Which lines contain the string "Кооперативная"? Please list every one of them.
** Start **
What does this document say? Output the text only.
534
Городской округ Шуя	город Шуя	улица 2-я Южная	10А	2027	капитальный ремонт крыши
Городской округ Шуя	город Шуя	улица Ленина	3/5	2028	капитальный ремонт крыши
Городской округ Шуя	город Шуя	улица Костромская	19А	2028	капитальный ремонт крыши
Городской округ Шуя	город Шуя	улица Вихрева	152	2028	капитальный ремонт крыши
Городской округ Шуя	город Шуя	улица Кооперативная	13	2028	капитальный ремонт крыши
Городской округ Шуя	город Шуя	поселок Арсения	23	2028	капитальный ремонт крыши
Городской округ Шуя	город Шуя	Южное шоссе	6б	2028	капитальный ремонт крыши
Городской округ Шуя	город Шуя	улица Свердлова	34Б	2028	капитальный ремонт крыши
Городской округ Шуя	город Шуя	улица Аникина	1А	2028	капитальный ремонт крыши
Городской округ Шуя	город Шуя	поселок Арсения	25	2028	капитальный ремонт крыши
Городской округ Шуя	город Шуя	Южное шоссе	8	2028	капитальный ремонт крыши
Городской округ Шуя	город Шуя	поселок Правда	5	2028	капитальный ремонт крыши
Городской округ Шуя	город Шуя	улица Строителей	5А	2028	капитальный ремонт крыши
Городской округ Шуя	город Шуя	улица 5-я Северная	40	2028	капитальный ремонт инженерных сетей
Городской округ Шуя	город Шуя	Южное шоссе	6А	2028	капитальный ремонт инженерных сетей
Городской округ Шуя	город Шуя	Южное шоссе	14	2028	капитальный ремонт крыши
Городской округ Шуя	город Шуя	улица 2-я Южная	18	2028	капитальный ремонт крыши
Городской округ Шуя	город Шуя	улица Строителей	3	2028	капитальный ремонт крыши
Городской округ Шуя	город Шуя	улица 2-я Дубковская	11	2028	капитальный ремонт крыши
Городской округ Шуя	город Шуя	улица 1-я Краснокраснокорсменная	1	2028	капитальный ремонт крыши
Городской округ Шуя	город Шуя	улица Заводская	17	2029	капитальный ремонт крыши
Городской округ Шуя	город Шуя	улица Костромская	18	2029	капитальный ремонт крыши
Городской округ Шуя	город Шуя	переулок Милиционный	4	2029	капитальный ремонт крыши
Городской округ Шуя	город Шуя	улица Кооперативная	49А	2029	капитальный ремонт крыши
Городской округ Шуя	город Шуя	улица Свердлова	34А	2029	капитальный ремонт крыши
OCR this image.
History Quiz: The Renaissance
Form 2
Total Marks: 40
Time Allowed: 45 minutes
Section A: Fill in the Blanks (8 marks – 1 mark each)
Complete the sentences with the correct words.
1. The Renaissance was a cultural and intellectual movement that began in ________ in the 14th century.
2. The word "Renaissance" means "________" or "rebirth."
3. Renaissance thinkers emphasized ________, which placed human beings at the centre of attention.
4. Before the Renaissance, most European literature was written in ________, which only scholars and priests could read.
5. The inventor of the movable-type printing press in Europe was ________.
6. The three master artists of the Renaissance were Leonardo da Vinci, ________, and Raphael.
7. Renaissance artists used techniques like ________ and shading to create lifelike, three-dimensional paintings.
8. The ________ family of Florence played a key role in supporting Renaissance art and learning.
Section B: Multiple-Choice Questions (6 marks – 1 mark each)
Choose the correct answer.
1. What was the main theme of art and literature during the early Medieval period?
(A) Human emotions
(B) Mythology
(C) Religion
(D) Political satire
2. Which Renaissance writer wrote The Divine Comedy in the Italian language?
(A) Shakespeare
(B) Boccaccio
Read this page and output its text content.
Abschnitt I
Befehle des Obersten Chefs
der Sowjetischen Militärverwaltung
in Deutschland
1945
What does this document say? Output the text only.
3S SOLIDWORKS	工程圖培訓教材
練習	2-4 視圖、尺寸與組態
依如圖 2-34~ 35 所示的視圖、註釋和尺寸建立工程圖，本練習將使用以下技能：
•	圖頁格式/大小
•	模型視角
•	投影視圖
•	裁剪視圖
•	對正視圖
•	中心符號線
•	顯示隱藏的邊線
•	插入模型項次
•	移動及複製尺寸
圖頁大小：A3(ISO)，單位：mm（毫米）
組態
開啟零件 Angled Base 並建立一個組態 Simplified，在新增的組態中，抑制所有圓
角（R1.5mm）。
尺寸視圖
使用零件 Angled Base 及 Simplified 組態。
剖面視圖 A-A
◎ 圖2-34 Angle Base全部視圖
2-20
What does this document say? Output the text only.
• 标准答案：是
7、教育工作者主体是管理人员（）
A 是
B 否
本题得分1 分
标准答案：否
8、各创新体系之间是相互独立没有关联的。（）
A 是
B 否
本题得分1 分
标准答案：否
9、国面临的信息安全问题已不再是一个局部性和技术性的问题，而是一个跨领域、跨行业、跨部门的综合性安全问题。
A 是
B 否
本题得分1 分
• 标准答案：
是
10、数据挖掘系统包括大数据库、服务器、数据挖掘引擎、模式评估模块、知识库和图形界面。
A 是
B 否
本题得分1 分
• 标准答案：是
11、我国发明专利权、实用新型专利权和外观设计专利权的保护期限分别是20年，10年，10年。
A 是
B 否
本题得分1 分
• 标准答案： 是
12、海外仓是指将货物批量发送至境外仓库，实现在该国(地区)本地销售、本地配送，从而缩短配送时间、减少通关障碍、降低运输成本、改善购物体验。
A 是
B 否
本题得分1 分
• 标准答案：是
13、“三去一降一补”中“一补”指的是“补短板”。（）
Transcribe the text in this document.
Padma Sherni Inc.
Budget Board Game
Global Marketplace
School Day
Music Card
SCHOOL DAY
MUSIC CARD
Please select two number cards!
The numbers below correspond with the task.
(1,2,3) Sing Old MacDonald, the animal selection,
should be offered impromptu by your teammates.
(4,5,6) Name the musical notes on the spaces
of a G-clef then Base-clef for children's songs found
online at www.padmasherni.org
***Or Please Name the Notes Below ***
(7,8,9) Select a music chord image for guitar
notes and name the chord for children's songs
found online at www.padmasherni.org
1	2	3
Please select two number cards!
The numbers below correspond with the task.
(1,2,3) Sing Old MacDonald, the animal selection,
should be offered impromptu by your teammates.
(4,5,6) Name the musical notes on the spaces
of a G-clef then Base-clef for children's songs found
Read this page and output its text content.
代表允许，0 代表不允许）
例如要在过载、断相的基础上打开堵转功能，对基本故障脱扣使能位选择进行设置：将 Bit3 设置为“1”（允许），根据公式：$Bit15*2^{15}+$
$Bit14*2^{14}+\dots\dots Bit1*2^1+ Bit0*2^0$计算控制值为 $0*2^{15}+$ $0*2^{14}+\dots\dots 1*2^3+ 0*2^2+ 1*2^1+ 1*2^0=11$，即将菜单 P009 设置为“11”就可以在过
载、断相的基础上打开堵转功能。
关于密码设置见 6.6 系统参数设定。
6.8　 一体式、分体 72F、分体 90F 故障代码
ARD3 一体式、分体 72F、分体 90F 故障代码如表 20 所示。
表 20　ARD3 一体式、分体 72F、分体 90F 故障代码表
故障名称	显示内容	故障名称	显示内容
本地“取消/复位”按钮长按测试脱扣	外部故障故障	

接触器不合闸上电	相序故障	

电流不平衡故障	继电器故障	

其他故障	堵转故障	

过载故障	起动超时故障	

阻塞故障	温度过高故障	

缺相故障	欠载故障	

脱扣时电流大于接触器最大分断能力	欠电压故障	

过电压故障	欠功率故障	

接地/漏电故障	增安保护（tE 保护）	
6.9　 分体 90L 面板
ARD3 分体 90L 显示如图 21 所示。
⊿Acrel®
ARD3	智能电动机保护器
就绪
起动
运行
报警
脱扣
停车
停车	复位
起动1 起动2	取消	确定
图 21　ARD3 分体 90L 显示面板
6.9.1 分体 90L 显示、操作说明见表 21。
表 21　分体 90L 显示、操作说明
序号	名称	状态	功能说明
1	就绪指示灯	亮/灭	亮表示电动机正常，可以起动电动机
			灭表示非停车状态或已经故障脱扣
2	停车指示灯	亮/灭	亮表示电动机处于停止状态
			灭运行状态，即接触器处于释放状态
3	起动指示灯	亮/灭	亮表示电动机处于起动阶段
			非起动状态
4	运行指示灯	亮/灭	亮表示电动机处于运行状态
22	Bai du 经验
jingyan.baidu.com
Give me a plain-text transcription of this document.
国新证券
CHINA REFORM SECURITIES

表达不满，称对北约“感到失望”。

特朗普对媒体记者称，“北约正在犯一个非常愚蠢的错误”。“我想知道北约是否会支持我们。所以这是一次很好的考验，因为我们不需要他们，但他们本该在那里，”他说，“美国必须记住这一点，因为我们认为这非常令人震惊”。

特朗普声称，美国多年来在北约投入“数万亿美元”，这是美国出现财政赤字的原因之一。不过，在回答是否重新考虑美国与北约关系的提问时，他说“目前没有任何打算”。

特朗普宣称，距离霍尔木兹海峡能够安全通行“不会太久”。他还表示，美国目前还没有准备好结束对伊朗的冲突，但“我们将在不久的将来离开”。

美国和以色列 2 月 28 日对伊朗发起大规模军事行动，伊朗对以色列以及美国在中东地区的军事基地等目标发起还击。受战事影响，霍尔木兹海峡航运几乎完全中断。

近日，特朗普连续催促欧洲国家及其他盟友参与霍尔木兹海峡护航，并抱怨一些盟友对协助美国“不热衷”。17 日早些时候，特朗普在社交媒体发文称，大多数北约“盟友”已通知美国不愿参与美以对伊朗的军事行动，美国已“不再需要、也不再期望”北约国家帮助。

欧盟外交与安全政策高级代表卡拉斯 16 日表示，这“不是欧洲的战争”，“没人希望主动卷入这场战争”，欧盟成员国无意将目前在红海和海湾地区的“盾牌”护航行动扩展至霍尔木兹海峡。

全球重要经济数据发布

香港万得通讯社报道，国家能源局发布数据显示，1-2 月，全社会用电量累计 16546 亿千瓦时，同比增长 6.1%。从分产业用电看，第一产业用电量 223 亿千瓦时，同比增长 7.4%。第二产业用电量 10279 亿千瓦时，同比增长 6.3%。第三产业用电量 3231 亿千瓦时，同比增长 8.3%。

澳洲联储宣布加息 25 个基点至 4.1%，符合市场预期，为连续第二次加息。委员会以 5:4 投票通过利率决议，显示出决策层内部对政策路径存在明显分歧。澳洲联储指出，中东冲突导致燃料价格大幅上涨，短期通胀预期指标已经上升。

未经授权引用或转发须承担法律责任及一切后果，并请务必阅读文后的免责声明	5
** End **
Task response —
Городской округ Шуя	город Шуя	улица Кооперативная	13	2028	капитальный ремонт крыши
Городской округ Шуя	город Шуя	улица Кооперативная	49А	2029	капитальный ремонт крыши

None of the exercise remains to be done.